— Records shown —

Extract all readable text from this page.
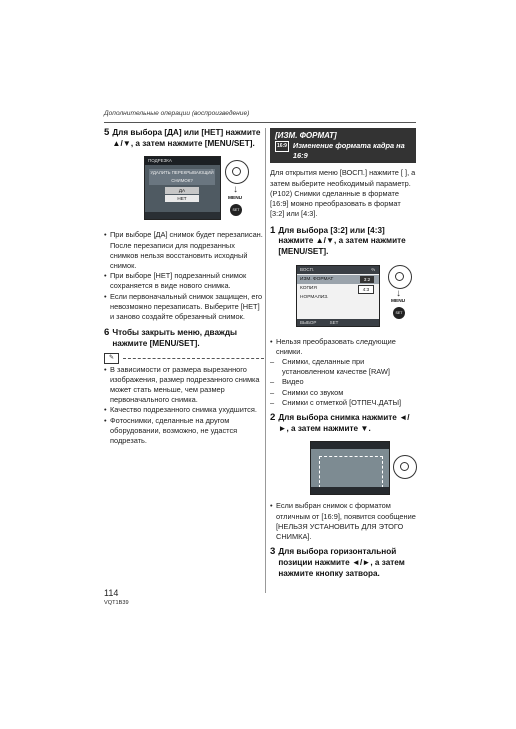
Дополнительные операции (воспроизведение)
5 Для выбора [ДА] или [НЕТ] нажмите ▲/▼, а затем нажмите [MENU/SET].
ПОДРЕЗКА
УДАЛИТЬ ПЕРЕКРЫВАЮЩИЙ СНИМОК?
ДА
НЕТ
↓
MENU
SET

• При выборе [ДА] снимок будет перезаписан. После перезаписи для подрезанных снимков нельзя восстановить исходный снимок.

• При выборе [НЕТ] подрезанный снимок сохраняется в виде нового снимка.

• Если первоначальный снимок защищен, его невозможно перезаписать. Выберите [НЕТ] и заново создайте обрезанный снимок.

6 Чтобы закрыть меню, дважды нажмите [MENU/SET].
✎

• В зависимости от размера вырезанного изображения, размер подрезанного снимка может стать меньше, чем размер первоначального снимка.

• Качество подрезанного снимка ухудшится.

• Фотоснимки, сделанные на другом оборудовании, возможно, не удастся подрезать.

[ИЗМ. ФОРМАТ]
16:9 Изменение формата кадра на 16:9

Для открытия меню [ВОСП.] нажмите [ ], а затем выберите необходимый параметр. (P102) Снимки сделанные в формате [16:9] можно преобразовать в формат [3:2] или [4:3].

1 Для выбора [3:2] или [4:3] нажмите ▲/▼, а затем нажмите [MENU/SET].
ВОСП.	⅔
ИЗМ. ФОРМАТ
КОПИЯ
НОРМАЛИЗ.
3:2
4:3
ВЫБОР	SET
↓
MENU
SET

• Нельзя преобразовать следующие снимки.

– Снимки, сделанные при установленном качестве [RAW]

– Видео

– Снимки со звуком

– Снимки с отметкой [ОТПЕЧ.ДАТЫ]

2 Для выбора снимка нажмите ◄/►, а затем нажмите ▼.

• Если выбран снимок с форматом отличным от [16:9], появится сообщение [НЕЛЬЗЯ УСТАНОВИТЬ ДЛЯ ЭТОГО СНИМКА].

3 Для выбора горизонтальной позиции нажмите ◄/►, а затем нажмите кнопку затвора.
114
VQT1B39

— Goal —
In the records above, locate each line with the word "преобразовать". Copy all such lines.

— Result for this task —
Для открытия меню [ВОСП.] нажмите [ ], а затем выберите необходимый параметр. (P102) Снимки сделанные в формате [16:9] можно преобразовать в формат [3:2] или [4:3].
• Нельзя преобразовать следующие снимки.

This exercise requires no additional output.